▶ [Task brief]:
Each record below is to be copied word for word, with pictures removed.

◇ ◇ ◇

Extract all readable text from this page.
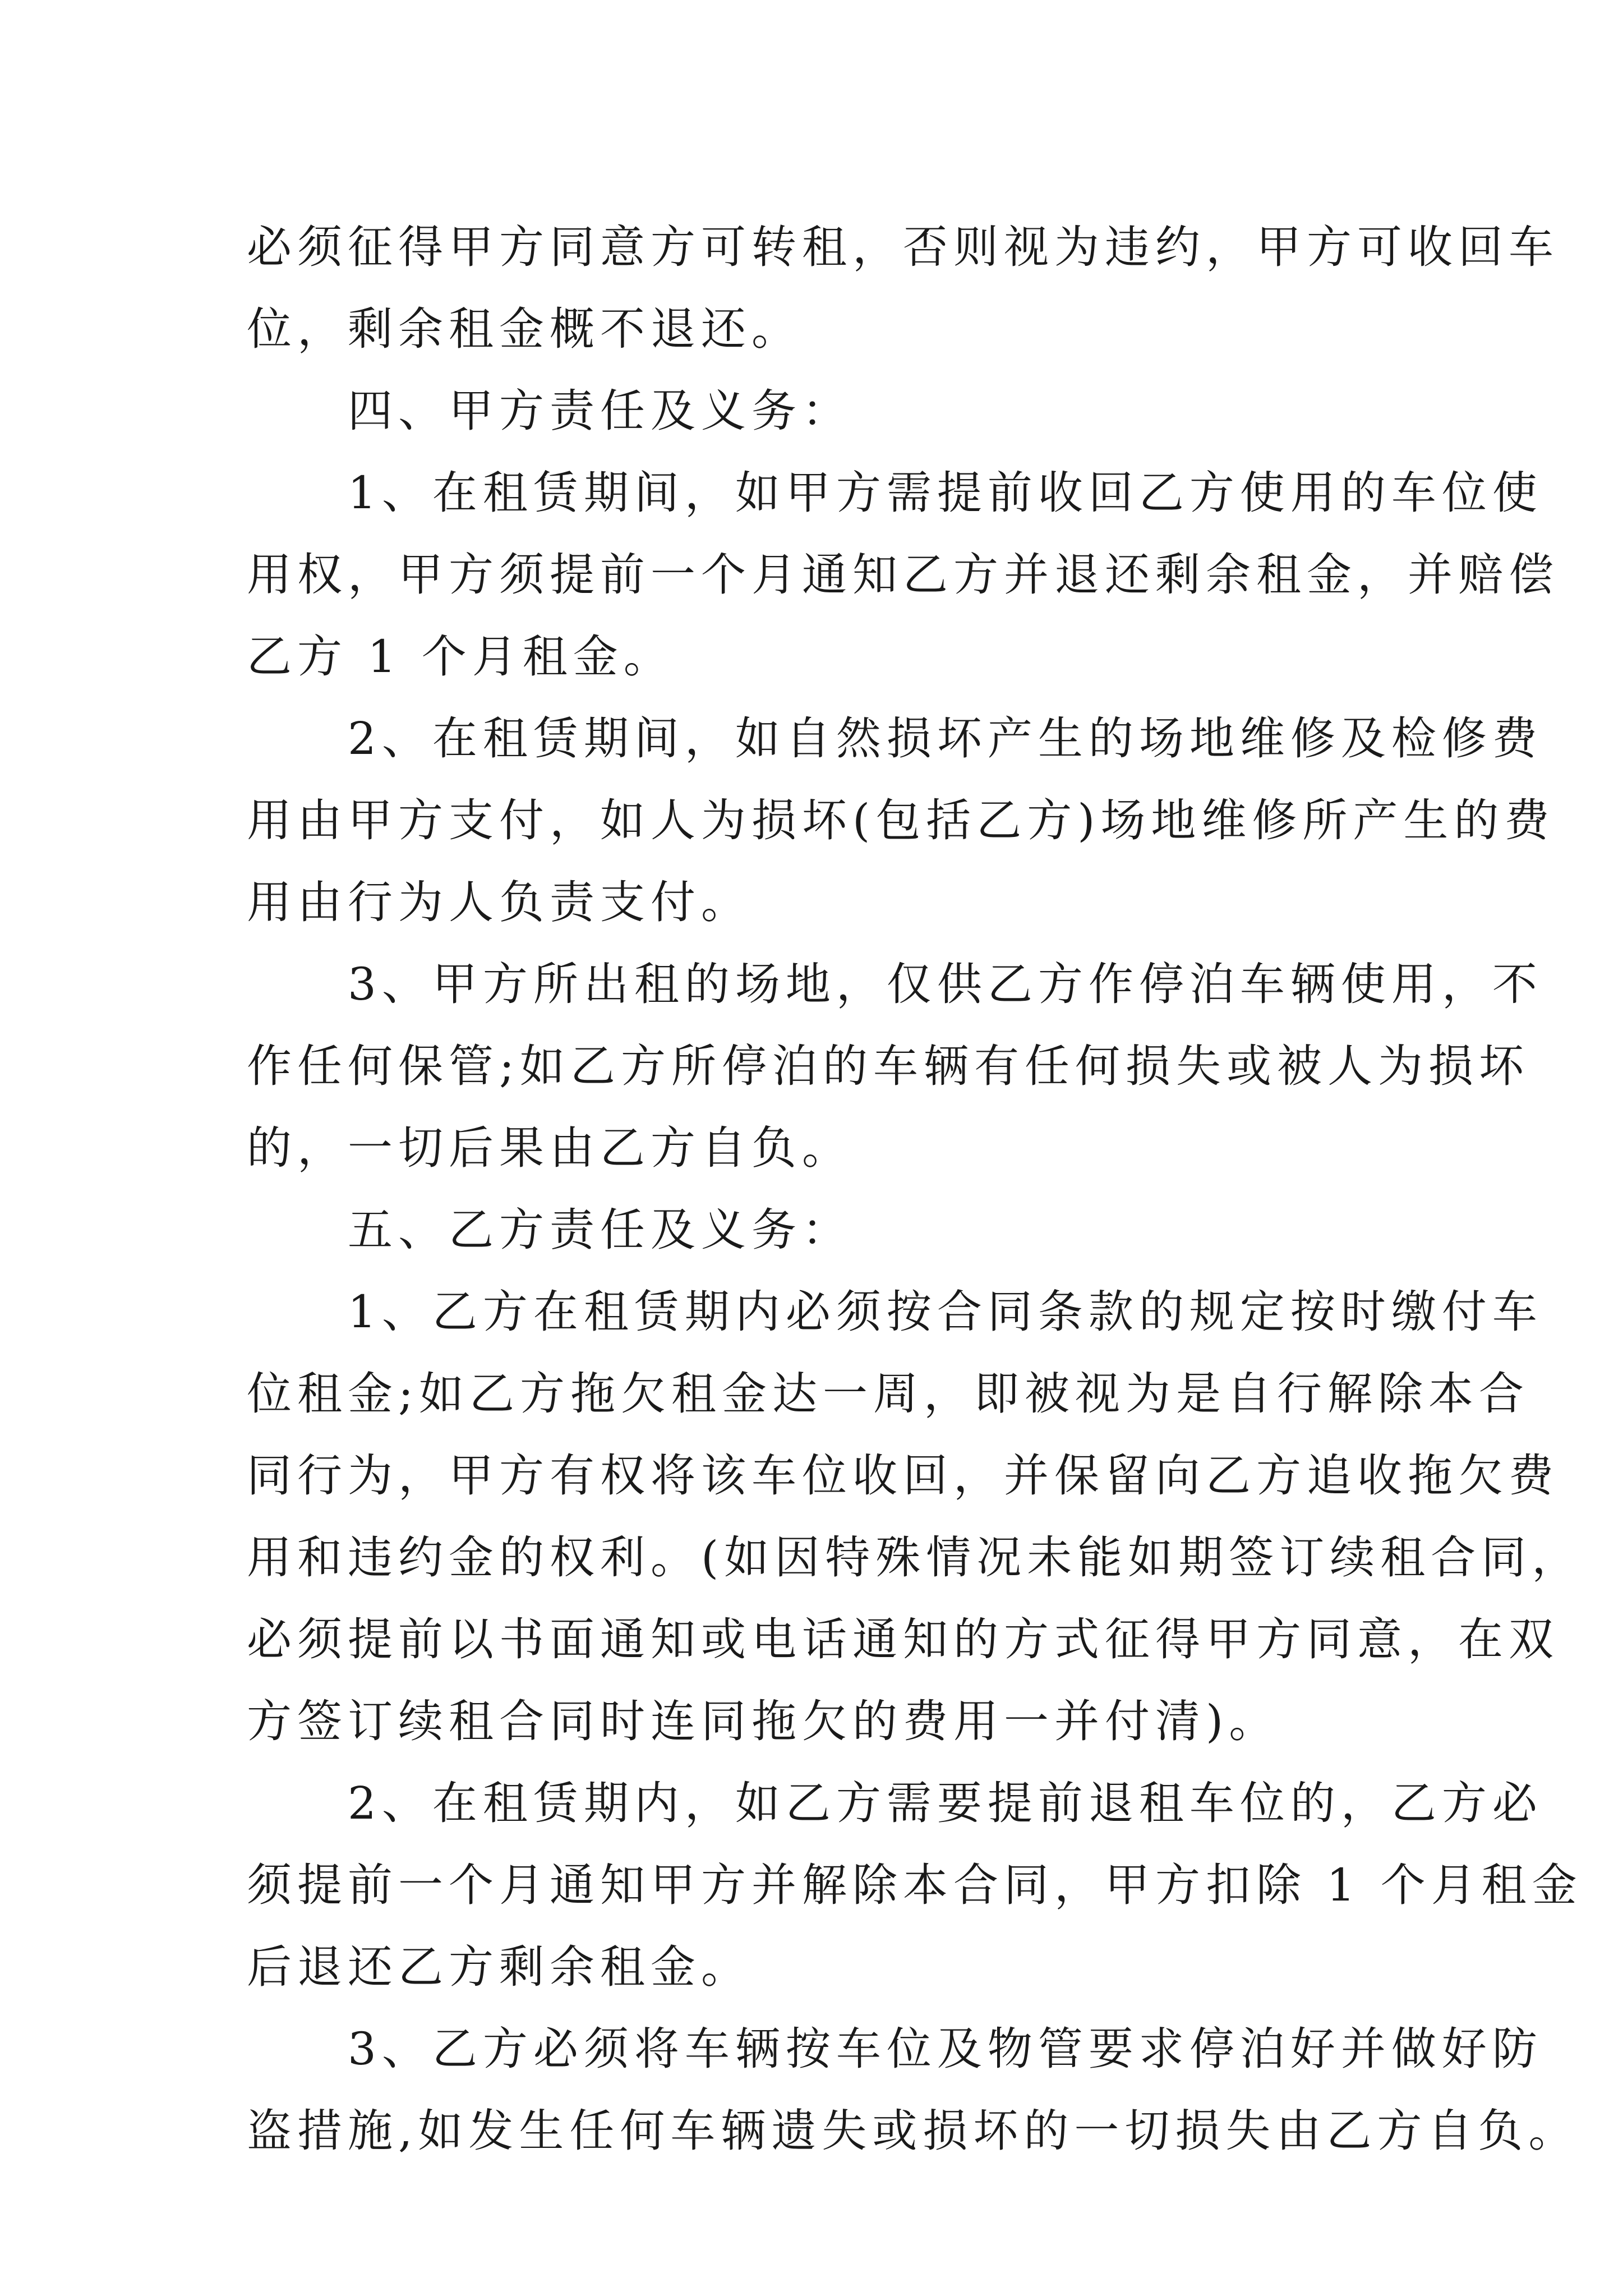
必须征得甲方同意方可转租，否则视为违约，甲方可收回车
位，剩余租金概不退还。
四、甲方责任及义务：
1、在租赁期间，如甲方需提前收回乙方使用的车位使
用权，甲方须提前一个月通知乙方并退还剩余租金，并赔偿
乙方 1 个月租金。
2、在租赁期间，如自然损坏产生的场地维修及检修费
用由甲方支付，如人为损坏(包括乙方)场地维修所产生的费
用由行为人负责支付。
3、甲方所出租的场地，仅供乙方作停泊车辆使用，不
作任何保管;如乙方所停泊的车辆有任何损失或被人为损坏
的，一切后果由乙方自负。
五、乙方责任及义务：
1、乙方在租赁期内必须按合同条款的规定按时缴付车
位租金;如乙方拖欠租金达一周，即被视为是自行解除本合
同行为，甲方有权将该车位收回，并保留向乙方追收拖欠费
用和违约金的权利。(如因特殊情况未能如期签订续租合同，
必须提前以书面通知或电话通知的方式征得甲方同意，在双
方签订续租合同时连同拖欠的费用一并付清)。
2、在租赁期内，如乙方需要提前退租车位的，乙方必
须提前一个月通知甲方并解除本合同，甲方扣除 1 个月租金
后退还乙方剩余租金。
3、乙方必须将车辆按车位及物管要求停泊好并做好防
盗措施,如发生任何车辆遗失或损坏的一切损失由乙方自负。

◇ ◇ ◇

▶ [Complete response]:
Extract all readable text from this page.
必须征得甲方同意方可转租，否则视为违约，甲方可收回车
位，剩余租金概不退还。
四、甲方责任及义务：
1、在租赁期间，如甲方需提前收回乙方使用的车位使
用权，甲方须提前一个月通知乙方并退还剩余租金，并赔偿
乙方 1 个月租金。
2、在租赁期间，如自然损坏产生的场地维修及检修费
用由甲方支付，如人为损坏(包括乙方)场地维修所产生的费
用由行为人负责支付。
3、甲方所出租的场地，仅供乙方作停泊车辆使用，不
作任何保管;如乙方所停泊的车辆有任何损失或被人为损坏
的，一切后果由乙方自负。
五、乙方责任及义务：
1、乙方在租赁期内必须按合同条款的规定按时缴付车
位租金;如乙方拖欠租金达一周，即被视为是自行解除本合
同行为，甲方有权将该车位收回，并保留向乙方追收拖欠费
用和违约金的权利。(如因特殊情况未能如期签订续租合同，
必须提前以书面通知或电话通知的方式征得甲方同意，在双
方签订续租合同时连同拖欠的费用一并付清)。
2、在租赁期内，如乙方需要提前退租车位的，乙方必
须提前一个月通知甲方并解除本合同，甲方扣除 1 个月租金
后退还乙方剩余租金。
3、乙方必须将车辆按车位及物管要求停泊好并做好防
盗措施,如发生任何车辆遗失或损坏的一切损失由乙方自负。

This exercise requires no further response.